■ The exercise
Read the entries below and pull out each line with the string "Enseignement".
──────── Records supplied
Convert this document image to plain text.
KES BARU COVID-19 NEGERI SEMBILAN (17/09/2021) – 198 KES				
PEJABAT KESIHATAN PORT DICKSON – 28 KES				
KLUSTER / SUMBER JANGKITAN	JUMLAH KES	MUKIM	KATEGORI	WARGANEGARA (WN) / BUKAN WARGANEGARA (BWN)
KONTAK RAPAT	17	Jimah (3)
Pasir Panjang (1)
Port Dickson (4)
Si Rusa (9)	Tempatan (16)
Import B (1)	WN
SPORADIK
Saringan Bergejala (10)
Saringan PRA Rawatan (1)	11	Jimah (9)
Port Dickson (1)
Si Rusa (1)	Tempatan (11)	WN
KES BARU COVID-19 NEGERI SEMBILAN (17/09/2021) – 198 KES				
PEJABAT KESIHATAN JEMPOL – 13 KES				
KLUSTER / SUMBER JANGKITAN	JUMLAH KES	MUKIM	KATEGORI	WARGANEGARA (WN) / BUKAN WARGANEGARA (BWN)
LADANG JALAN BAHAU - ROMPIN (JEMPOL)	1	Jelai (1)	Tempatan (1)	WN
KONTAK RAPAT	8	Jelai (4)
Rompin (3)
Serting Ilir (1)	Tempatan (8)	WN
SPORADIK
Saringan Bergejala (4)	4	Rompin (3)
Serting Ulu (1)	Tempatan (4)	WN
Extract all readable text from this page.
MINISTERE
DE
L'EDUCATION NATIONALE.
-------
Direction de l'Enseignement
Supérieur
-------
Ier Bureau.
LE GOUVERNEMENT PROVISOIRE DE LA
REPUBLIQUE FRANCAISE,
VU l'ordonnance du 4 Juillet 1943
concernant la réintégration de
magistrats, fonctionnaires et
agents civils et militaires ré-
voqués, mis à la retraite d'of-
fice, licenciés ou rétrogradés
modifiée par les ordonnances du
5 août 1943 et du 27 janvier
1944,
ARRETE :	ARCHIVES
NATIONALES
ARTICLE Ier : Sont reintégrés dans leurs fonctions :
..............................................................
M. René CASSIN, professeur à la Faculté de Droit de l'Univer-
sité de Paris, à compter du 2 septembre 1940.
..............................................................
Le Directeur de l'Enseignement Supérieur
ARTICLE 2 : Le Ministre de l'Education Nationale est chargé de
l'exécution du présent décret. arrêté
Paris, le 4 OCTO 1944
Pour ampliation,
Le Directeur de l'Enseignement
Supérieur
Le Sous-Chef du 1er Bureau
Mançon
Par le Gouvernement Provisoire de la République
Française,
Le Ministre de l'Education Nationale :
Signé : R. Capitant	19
────────────────
■ Worked solution
Direction de l'Enseignement
Le Directeur de l'Enseignement Supérieur
Le Directeur de l'Enseignement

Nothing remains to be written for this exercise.